**WHAT TO DO**
Return a copy of each line that holds the string "companies".

++++ MATERIALS PROVIDED ++++

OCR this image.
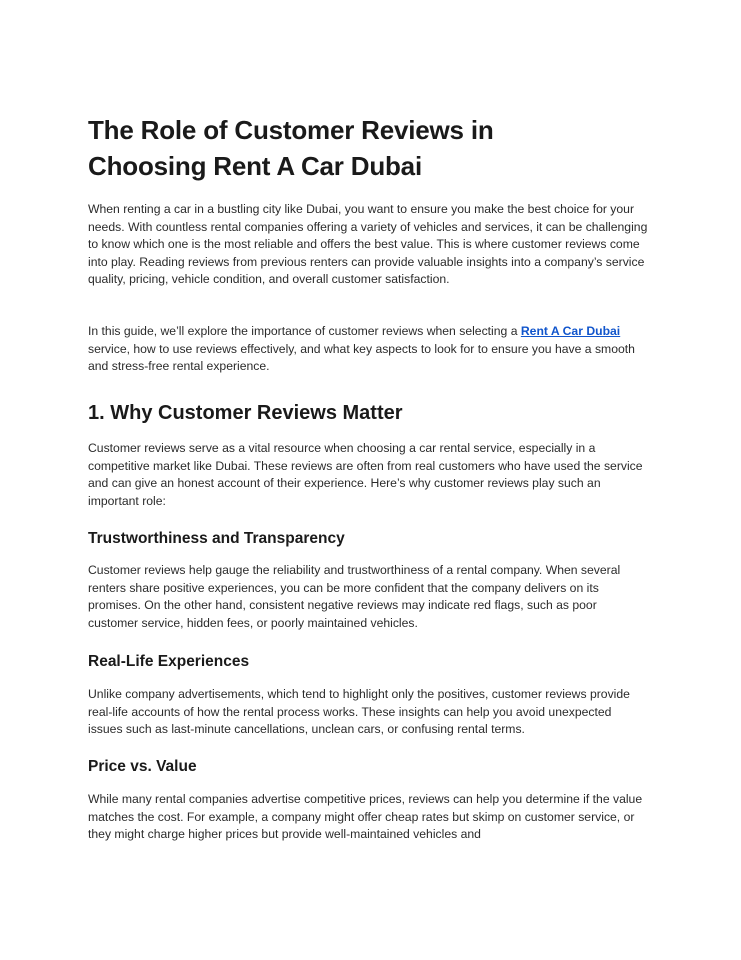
The Role of Customer Reviews in
Choosing Rent A Car Dubai

When renting a car in a bustling city like Dubai, you want to ensure you make the best choice for your needs. With countless rental companies offering a variety of vehicles and services, it can be challenging to know which one is the most reliable and offers the best value. This is where customer reviews come into play. Reading reviews from previous renters can provide valuable insights into a company’s service quality, pricing, vehicle condition, and overall customer satisfaction.

In this guide, we’ll explore the importance of customer reviews when selecting a Rent A Car Dubai service, how to use reviews effectively, and what key aspects to look for to ensure you have a smooth and stress-free rental experience.

1. Why Customer Reviews Matter

Customer reviews serve as a vital resource when choosing a car rental service, especially in a competitive market like Dubai. These reviews are often from real customers who have used the service and can give an honest account of their experience. Here’s why customer reviews play such an important role:

Trustworthiness and Transparency

Customer reviews help gauge the reliability and trustworthiness of a rental company. When several renters share positive experiences, you can be more confident that the company delivers on its promises. On the other hand, consistent negative reviews may indicate red flags, such as poor customer service, hidden fees, or poorly maintained vehicles.

Real-Life Experiences

Unlike company advertisements, which tend to highlight only the positives, customer reviews provide real-life accounts of how the rental process works. These insights can help you avoid unexpected issues such as last-minute cancellations, unclean cars, or confusing rental terms.

Price vs. Value

While many rental companies advertise competitive prices, reviews can help you determine if the value matches the cost. For example, a company might offer cheap rates but skimp on customer service, or they might charge higher prices but provide well-maintained vehicles and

++++

**ANSWER TO THIS TASK**
When renting a car in a bustling city like Dubai, you want to ensure you make the best choice for your needs. With countless rental companies offering a variety of vehicles and services, it can be challenging to know which one is the most reliable and offers the best value. This is where customer reviews come into play. Reading reviews from previous renters can provide valuable insights into a company’s service quality, pricing, vehicle condition, and overall customer satisfaction.
While many rental companies advertise competitive prices, reviews can help you determine if the value matches the cost. For example, a company might offer cheap rates but skimp on customer service, or they might charge higher prices but provide well-maintained vehicles and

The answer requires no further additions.